*Source:*
________________________________________

En jouant la carte du patriotisme économique dans la commande de TGV par Eurostar, Borloo a remué le couple Alstom-SNCF, candidat à un gros contrat en Arabie Saoudite et rallumé les tensions avec l’Allemagne. Pas mal pour un premier ministrable…
Qu’est-ce qu’un premier ministrable ne ferait pas pour l’être encore plus ! Avec « le psychodrame Eurostar », selon l’expression utilisée par le député UMP Hervé Mariton devant la presse, le ministre de l’Ecologie Jean-Louis Borloo a en tout cas sorti l’artillerie lourde pour s’afficher comme le sauveteur de l’industrie ferroviaire nationale.
Il y a dix jours, dans un communiqué comminatoire qui révèle un sang-froid à toute épreuve, le ministre d’Etat – qui a fait cosigner Dominique Bussereau, son sous-ministre de tutelle - a carrément agité la « responsabilité pénale » qui pend au nez d’Eurostar, filiale à 55% de la SNCF. Bigre ! Un ministre qui menace de traîner au pénal une entreprise publique dont il a la tutelle, c’est nouveau.
Ou plutôt ça fleure bon 14-18. Il est vrai que le crime commis par Eurostar a tout d’une tentative de trahison nationale au profit des intérêts germaniques.

________________________________________

*Données fournies:*
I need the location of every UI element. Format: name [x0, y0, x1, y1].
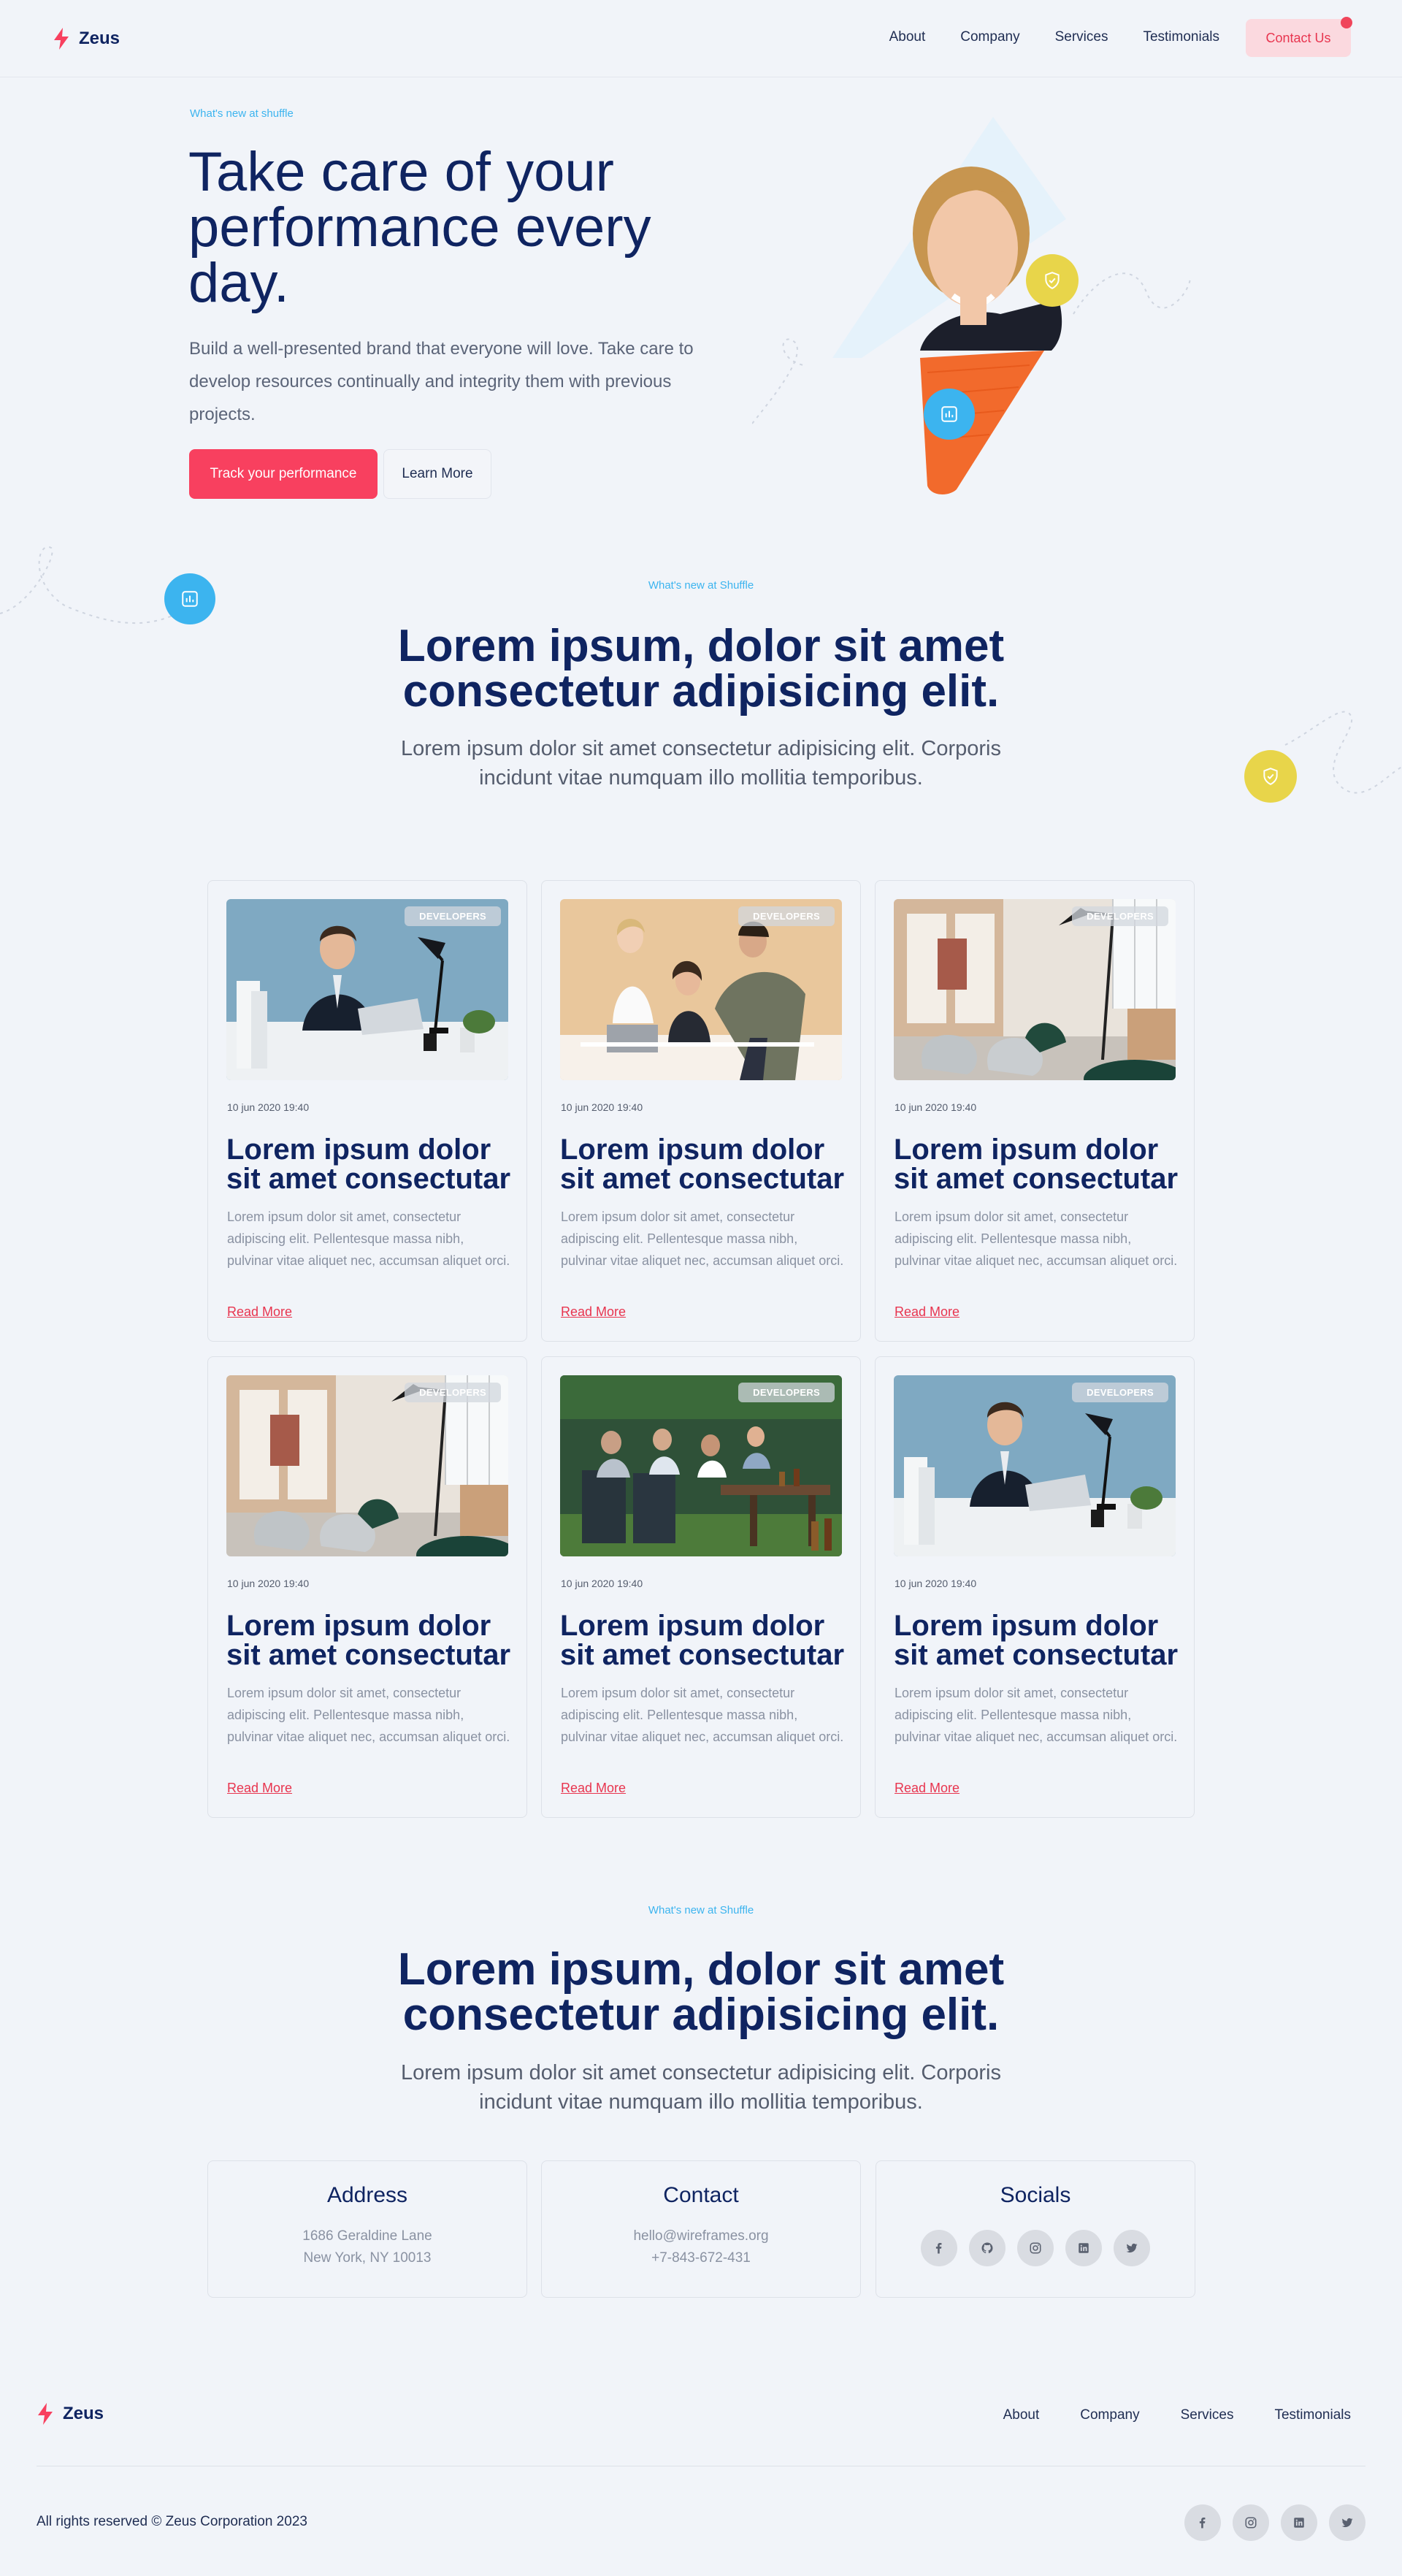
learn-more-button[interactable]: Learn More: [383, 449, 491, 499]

________________________________________

*Exercice proposé:*
Écrivez la suite de l'article sur Borloo et la commande de TGV par Eurostar, en commençant juste après sa dernière phrase. Vous n'aurez pas besoin des données.

*Réponse attendue:*
Le 7 octobre, la compagnie ferroviaire qui exploite des trains entre Londres et le continent a en effet annoncé son intention de commander 600 millions d’euros de nouveaux trains à grande vitesse à l’allemand Siemens. Et non au champion national, Alstom, son traditionnel fournisseur de TGV et boîte chouchou de Sarkozy. Merkel a dû apprécier cet accès de protectionnisme bien senti.
Pour ne pas mettre en avant la raison nationale dans leur communiqué où ils clament « leur stupéfaction », Borloo et Bussereau, les Dupond-Dupont du ministère chargé des transports, ont bâti un argumentaire technique aussi solide qu’un château de carte.
En somme, Eurostar ne peut pas commander de train à Siemens car dans le tunnel sous la Manche, les règles de sécurité ne sont pas établies pour accueillir un train « à motorisation répartie »( comme sur un métro, les moteurs sont placés sous la rame et non pas dans une locomotive), comme celui de Siemens. Et de rappeler « les trois incendies déclarés » qui ont déjà eu lieu dans le tunnel sous la Manche. A chaque fois, des navettes porte camion en étaient l’origine, mais peu importe. L’essentiel, c’est d’avoir fait se poiler beaucoup de monde.
Le plus drôle en effet c’est que les Echos sont tombés sur un document interne de la Commission intergouvernementale qui régit les règles du tunnel. Le texte indique qu’« une consultation en cours semble aller dans le sens de l’acceptation des trains dont la motorisation est répartie ».
En tous cas, la conséquence implicite du brillant tir de barrage ministériel est encore plus farcesque : selon le gouvernement, Alstom n’était pas plus en droit que Siemens de vendre son TGV à la compagnie ferroviaire. Car c’est bien avec ce modèle également à motorisation répartie que le Français a concouru.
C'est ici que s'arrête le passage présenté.